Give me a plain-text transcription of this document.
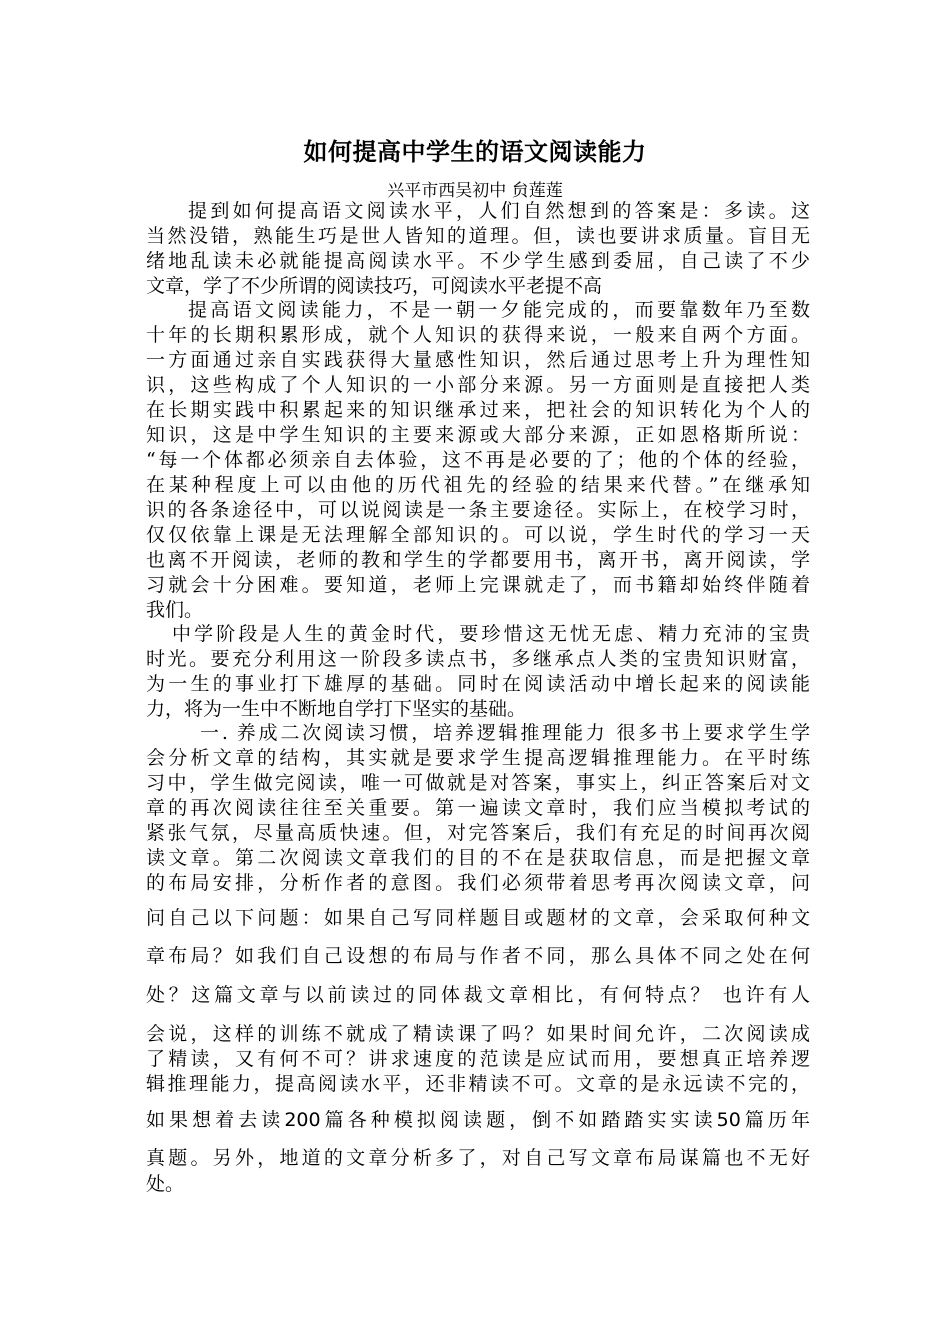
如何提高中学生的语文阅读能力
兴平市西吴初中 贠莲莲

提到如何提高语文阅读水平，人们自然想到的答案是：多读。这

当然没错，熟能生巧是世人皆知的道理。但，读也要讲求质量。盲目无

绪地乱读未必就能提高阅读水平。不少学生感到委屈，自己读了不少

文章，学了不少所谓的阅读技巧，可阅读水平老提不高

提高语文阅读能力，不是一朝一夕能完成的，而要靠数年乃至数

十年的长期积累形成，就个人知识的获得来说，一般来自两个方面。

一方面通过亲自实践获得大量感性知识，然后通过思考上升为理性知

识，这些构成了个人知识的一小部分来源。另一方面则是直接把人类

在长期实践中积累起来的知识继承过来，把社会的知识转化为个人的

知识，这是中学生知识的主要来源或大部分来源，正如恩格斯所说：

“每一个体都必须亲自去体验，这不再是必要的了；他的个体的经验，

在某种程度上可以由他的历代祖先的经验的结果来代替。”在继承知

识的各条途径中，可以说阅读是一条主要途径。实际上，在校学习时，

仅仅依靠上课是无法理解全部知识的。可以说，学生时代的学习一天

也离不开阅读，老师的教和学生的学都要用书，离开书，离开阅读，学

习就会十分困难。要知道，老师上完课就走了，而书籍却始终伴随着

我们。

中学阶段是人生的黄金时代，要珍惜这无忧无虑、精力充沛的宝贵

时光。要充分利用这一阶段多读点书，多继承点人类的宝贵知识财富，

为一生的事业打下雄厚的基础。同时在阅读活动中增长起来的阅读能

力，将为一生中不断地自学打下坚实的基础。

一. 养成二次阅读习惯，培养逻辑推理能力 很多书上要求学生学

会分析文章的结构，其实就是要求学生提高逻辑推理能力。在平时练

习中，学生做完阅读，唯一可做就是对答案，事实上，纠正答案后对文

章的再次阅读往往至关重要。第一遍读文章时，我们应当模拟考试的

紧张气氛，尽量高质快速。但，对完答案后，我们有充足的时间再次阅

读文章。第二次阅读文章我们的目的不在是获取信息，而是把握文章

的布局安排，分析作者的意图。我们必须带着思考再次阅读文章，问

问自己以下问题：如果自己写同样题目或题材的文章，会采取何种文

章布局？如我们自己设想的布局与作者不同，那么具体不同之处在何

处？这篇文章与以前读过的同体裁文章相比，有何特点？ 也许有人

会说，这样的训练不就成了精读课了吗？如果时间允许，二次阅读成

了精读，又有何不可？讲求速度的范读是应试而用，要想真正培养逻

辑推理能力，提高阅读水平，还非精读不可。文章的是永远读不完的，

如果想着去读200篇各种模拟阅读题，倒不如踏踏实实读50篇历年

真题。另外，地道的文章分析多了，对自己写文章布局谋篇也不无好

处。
* * *
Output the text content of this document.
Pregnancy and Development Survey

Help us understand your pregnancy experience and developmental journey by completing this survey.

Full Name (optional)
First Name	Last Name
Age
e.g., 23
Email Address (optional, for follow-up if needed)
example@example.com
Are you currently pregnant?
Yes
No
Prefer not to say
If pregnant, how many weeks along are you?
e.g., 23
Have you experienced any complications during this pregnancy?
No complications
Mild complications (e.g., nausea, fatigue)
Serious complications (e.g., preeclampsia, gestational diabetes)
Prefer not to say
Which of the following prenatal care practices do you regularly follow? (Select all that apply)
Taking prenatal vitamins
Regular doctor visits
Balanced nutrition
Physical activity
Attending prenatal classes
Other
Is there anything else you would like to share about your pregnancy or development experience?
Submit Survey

:: PROBLEM REQUIREMENTS ::
Report each line of the material above where the word "optional" appears.

:: WRITTEN REPLY ::
Full Name (optional)
Email Address (optional, for follow-up if needed)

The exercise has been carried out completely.